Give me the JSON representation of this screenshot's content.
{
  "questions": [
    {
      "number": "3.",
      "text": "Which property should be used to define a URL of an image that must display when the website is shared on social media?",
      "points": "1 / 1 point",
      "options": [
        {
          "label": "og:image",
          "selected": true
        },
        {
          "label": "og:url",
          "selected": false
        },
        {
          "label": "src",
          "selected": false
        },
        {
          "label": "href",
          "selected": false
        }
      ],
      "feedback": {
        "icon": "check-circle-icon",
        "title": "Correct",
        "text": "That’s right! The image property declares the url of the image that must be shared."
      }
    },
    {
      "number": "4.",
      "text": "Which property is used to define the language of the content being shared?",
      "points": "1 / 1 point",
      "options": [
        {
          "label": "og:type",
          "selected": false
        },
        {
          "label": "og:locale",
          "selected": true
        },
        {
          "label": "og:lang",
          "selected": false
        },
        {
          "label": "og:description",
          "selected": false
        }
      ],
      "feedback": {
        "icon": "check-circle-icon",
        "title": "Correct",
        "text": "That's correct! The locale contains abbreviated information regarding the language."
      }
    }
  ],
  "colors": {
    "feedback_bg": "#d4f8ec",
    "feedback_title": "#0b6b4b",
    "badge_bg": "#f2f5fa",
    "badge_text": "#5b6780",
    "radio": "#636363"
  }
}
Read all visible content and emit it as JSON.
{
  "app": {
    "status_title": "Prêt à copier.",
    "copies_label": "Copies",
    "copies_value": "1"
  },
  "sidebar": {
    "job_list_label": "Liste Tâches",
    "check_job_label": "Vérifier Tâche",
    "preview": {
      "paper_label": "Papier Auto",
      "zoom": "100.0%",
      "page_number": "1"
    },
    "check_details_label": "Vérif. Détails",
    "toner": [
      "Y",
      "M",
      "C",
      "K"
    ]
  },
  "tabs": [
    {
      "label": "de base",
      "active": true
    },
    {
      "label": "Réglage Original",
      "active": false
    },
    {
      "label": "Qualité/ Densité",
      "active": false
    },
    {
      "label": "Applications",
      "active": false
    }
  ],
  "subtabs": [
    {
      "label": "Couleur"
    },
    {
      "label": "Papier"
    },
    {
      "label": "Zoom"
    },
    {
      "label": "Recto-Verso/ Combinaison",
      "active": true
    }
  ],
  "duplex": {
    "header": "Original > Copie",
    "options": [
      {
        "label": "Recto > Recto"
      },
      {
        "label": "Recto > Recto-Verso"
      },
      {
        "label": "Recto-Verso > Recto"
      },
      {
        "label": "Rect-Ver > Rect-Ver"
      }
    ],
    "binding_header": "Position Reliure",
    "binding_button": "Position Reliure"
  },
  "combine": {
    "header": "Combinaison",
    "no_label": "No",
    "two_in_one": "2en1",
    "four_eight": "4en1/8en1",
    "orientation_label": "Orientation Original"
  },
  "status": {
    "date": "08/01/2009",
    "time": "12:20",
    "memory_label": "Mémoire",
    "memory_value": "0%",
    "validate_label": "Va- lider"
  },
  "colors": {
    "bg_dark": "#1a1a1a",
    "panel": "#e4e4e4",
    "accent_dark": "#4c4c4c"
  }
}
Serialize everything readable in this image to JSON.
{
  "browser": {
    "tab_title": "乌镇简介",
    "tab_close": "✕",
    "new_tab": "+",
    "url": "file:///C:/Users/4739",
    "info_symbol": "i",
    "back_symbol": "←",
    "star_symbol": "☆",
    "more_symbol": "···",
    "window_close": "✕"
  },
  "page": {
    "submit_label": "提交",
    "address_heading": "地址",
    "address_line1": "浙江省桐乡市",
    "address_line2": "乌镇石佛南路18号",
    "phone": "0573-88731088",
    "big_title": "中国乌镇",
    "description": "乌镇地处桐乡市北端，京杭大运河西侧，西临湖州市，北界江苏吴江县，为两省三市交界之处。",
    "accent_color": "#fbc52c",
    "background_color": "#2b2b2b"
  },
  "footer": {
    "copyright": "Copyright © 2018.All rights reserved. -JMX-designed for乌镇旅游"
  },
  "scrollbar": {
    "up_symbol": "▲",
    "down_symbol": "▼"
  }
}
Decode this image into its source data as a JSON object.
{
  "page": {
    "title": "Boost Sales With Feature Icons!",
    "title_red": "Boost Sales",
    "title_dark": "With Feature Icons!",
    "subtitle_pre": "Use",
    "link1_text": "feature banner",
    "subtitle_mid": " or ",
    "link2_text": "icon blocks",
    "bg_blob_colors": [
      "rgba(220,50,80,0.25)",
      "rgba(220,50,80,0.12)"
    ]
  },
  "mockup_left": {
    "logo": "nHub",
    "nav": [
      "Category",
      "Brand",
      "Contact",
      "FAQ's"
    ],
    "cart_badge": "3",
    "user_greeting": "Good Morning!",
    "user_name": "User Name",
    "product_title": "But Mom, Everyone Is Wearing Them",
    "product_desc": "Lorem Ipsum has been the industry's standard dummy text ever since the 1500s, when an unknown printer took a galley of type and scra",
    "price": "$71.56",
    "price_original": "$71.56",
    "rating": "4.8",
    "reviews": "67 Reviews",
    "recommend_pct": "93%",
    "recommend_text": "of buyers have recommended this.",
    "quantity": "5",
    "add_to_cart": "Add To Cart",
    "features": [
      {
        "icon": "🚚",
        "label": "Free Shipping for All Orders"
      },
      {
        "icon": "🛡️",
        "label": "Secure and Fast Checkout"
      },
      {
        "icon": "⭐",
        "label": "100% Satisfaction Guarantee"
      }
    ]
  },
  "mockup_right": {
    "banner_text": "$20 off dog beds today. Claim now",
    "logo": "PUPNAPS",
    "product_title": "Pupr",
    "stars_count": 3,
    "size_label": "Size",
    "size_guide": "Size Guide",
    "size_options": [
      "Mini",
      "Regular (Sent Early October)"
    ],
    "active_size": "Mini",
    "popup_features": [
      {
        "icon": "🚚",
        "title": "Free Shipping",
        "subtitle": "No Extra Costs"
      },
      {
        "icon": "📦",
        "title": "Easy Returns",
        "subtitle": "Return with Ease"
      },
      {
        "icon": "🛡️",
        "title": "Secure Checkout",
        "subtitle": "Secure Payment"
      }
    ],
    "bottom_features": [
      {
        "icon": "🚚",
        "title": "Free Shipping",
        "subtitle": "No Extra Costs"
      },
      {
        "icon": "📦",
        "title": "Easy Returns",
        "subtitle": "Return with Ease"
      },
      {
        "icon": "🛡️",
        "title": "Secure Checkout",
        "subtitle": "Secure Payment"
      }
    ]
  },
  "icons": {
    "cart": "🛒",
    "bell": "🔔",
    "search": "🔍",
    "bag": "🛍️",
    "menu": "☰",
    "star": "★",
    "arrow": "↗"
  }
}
▬▬▬▬▬▬▬▬▬▬
* [TASK DETAILS]: Print every entry exactly as it appears.

* [RESULT]:
Give me the JSON representation of this screenshot's content.
{
  "questions": [
    {
      "number": "3.",
      "text": "Which property should be used to define a URL of an image that must display when the website is shared on social media?",
      "points": "1 / 1 point",
      "options": [
        {
          "label": "og:image",
          "selected": true
        },
        {
          "label": "og:url",
          "selected": false
        },
        {
          "label": "src",
          "selected": false
        },
        {
          "label": "href",
          "selected": false
        }
      ],
      "feedback": {
        "icon": "check-circle-icon",
        "title": "Correct",
        "text": "That’s right! The image property declares the url of the image that must be shared."
      }
    },
    {
      "number": "4.",
      "text": "Which property is used to define the language of the content being shared?",
      "points": "1 / 1 point",
      "options": [
        {
          "label": "og:type",
          "selected": false
        },
        {
          "label": "og:locale",
          "selected": true
        },
        {
          "label": "og:lang",
          "selected": false
        },
        {
          "label": "og:description",
          "selected": false
        }
      ],
      "feedback": {
        "icon": "check-circle-icon",
        "title": "Correct",
        "text": "That's correct! The locale contains abbreviated information regarding the language."
      }
    }
  ],
  "colors": {
    "feedback_bg": "#d4f8ec",
    "feedback_title": "#0b6b4b",
    "badge_bg": "#f2f5fa",
    "badge_text": "#5b6780",
    "radio": "#636363"
  }
}
Read all visible content and emit it as JSON.
{
  "app": {
    "status_title": "Prêt à copier.",
    "copies_label": "Copies",
    "copies_value": "1"
  },
  "sidebar": {
    "job_list_label": "Liste Tâches",
    "check_job_label": "Vérifier Tâche",
    "preview": {
      "paper_label": "Papier Auto",
      "zoom": "100.0%",
      "page_number": "1"
    },
    "check_details_label": "Vérif. Détails",
    "toner": [
      "Y",
      "M",
      "C",
      "K"
    ]
  },
  "tabs": [
    {
      "label": "de base",
      "active": true
    },
    {
      "label": "Réglage Original",
      "active": false
    },
    {
      "label": "Qualité/ Densité",
      "active": false
    },
    {
      "label": "Applications",
      "active": false
    }
  ],
  "subtabs": [
    {
      "label": "Couleur"
    },
    {
      "label": "Papier"
    },
    {
      "label": "Zoom"
    },
    {
      "label": "Recto-Verso/ Combinaison",
      "active": true
    }
  ],
  "duplex": {
    "header": "Original > Copie",
    "options": [
      {
        "label": "Recto > Recto"
      },
      {
        "label": "Recto > Recto-Verso"
      },
      {
        "label": "Recto-Verso > Recto"
      },
      {
        "label": "Rect-Ver > Rect-Ver"
      }
    ],
    "binding_header": "Position Reliure",
    "binding_button": "Position Reliure"
  },
  "combine": {
    "header": "Combinaison",
    "no_label": "No",
    "two_in_one": "2en1",
    "four_eight": "4en1/8en1",
    "orientation_label": "Orientation Original"
  },
  "status": {
    "date": "08/01/2009",
    "time": "12:20",
    "memory_label": "Mémoire",
    "memory_value": "0%",
    "validate_label": "Va- lider"
  },
  "colors": {
    "bg_dark": "#1a1a1a",
    "panel": "#e4e4e4",
    "accent_dark": "#4c4c4c"
  }
}
Serialize everything readable in this image to JSON.
{
  "browser": {
    "tab_title": "乌镇简介",
    "tab_close": "✕",
    "new_tab": "+",
    "url": "file:///C:/Users/4739",
    "info_symbol": "i",
    "back_symbol": "←",
    "star_symbol": "☆",
    "more_symbol": "···",
    "window_close": "✕"
  },
  "page": {
    "submit_label": "提交",
    "address_heading": "地址",
    "address_line1": "浙江省桐乡市",
    "address_line2": "乌镇石佛南路18号",
    "phone": "0573-88731088",
    "big_title": "中国乌镇",
    "description": "乌镇地处桐乡市北端，京杭大运河西侧，西临湖州市，北界江苏吴江县，为两省三市交界之处。",
    "accent_color": "#fbc52c",
    "background_color": "#2b2b2b"
  },
  "footer": {
    "copyright": "Copyright © 2018.All rights reserved. -JMX-designed for乌镇旅游"
  },
  "scrollbar": {
    "up_symbol": "▲",
    "down_symbol": "▼"
  }
}
Decode this image into its source data as a JSON object.
{
  "page": {
    "title": "Boost Sales With Feature Icons!",
    "title_red": "Boost Sales",
    "title_dark": "With Feature Icons!",
    "subtitle_pre": "Use",
    "link1_text": "feature banner",
    "subtitle_mid": " or ",
    "link2_text": "icon blocks",
    "bg_blob_colors": [
      "rgba(220,50,80,0.25)",
      "rgba(220,50,80,0.12)"
    ]
  },
  "mockup_left": {
    "logo": "nHub",
    "nav": [
      "Category",
      "Brand",
      "Contact",
      "FAQ's"
    ],
    "cart_badge": "3",
    "user_greeting": "Good Morning!",
    "user_name": "User Name",
    "product_title": "But Mom, Everyone Is Wearing Them",
    "product_desc": "Lorem Ipsum has been the industry's standard dummy text ever since the 1500s, when an unknown printer took a galley of type and scra",
    "price": "$71.56",
    "price_original": "$71.56",
    "rating": "4.8",
    "reviews": "67 Reviews",
    "recommend_pct": "93%",
    "recommend_text": "of buyers have recommended this.",
    "quantity": "5",
    "add_to_cart": "Add To Cart",
    "features": [
      {
        "icon": "🚚",
        "label": "Free Shipping for All Orders"
      },
      {
        "icon": "🛡️",
        "label": "Secure and Fast Checkout"
      },
      {
        "icon": "⭐",
        "label": "100% Satisfaction Guarantee"
      }
    ]
  },
  "mockup_right": {
    "banner_text": "$20 off dog beds today. Claim now",
    "logo": "PUPNAPS",
    "product_title": "Pupr",
    "stars_count": 3,
    "size_label": "Size",
    "size_guide": "Size Guide",
    "size_options": [
      "Mini",
      "Regular (Sent Early October)"
    ],
    "active_size": "Mini",
    "popup_features": [
      {
        "icon": "🚚",
        "title": "Free Shipping",
        "subtitle": "No Extra Costs"
      },
      {
        "icon": "📦",
        "title": "Easy Returns",
        "subtitle": "Return with Ease"
      },
      {
        "icon": "🛡️",
        "title": "Secure Checkout",
        "subtitle": "Secure Payment"
      }
    ],
    "bottom_features": [
      {
        "icon": "🚚",
        "title": "Free Shipping",
        "subtitle": "No Extra Costs"
      },
      {
        "icon": "📦",
        "title": "Easy Returns",
        "subtitle": "Return with Ease"
      },
      {
        "icon": "🛡️",
        "title": "Secure Checkout",
        "subtitle": "Secure Payment"
      }
    ]
  },
  "icons": {
    "cart": "🛒",
    "bell": "🔔",
    "search": "🔍",
    "bag": "🛍️",
    "menu": "☰",
    "star": "★",
    "arrow": "↗"
  }
}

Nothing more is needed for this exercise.